WHAT YOU HAVE TO DO :: Identify and reproduce every line holding the string "协会理事长".

RECORD SET ::
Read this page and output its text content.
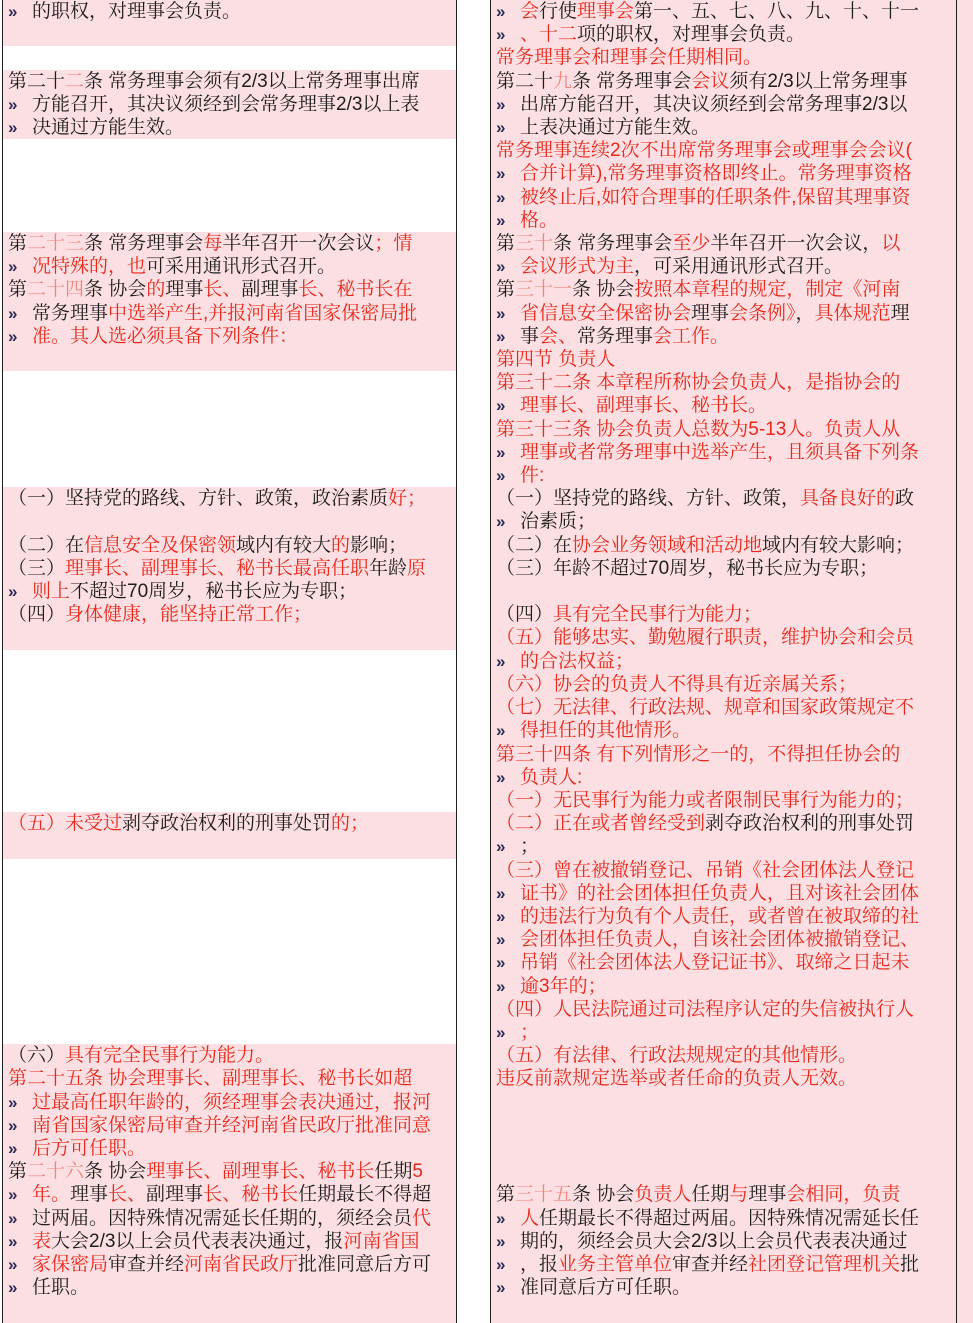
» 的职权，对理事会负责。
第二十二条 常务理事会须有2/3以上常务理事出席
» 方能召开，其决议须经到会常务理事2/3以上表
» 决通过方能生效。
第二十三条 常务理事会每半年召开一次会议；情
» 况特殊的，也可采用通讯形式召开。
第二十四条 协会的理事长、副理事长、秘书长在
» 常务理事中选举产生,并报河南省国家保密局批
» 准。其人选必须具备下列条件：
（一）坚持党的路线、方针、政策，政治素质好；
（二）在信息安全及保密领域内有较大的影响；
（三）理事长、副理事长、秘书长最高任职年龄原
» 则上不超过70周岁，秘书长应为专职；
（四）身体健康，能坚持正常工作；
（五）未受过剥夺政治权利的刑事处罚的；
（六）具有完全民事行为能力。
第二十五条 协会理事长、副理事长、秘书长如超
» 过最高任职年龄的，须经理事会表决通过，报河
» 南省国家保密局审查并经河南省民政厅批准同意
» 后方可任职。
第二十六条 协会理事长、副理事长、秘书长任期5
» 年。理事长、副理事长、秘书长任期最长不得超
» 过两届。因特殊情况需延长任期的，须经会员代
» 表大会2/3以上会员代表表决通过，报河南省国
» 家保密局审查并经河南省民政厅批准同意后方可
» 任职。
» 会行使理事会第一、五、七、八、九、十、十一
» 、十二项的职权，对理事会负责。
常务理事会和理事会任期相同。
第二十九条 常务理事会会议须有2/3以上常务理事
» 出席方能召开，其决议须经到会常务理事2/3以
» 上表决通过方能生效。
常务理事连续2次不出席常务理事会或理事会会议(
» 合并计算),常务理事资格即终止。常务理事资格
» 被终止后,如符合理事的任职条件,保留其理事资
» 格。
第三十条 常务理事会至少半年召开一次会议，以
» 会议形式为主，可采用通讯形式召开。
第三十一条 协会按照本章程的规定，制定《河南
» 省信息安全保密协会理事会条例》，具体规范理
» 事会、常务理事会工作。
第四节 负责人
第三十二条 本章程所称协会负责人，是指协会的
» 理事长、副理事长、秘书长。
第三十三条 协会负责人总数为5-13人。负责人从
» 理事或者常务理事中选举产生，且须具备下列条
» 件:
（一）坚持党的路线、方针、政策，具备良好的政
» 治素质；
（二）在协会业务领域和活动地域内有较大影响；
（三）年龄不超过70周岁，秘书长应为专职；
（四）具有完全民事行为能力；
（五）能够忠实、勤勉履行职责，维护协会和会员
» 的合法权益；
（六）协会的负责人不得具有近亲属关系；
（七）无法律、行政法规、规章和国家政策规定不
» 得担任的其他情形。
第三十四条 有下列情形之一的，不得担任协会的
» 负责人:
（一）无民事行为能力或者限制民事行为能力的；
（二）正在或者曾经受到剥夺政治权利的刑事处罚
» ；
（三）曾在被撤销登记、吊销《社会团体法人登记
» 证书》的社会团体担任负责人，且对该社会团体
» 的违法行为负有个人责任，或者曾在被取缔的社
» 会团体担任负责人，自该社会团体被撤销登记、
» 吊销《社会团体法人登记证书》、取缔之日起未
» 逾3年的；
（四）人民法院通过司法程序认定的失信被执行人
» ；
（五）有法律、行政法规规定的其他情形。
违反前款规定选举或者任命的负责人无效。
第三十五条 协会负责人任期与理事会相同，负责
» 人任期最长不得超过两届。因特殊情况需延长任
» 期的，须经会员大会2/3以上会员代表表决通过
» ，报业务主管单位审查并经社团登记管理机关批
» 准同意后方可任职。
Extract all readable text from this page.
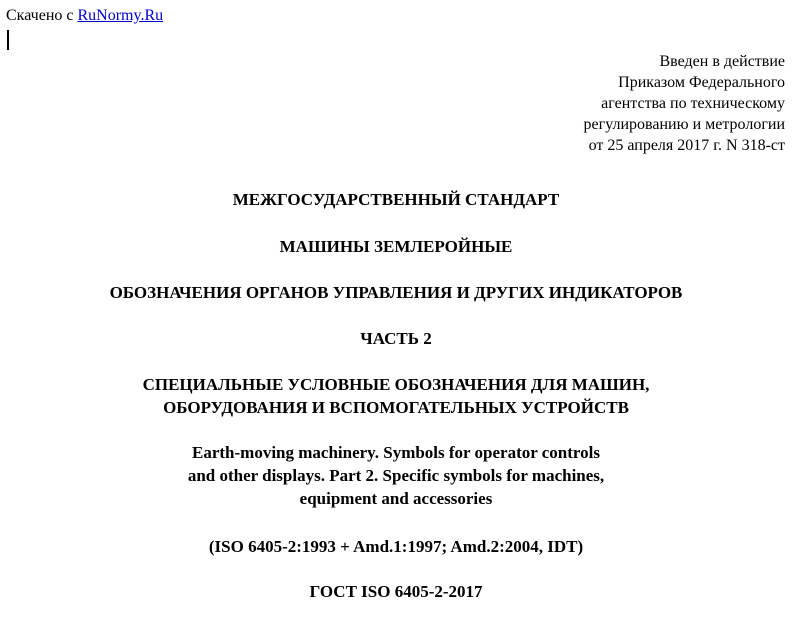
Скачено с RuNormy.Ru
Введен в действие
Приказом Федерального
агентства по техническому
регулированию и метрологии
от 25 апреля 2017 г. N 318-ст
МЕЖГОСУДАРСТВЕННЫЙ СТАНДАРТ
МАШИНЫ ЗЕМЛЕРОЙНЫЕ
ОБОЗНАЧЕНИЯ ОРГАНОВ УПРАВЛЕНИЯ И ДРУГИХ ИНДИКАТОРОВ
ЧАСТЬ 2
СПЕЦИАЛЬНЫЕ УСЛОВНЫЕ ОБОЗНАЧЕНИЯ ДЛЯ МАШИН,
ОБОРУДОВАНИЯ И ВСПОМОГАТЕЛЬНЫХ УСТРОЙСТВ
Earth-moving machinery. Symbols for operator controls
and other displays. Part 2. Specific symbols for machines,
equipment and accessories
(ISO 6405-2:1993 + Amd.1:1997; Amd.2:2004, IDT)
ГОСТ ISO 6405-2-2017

EXERCISE SOLUTION ::
第二十五条 协会理事长、副理事长、秘书长如超
第二十六条 协会理事长、副理事长、秘书长任期5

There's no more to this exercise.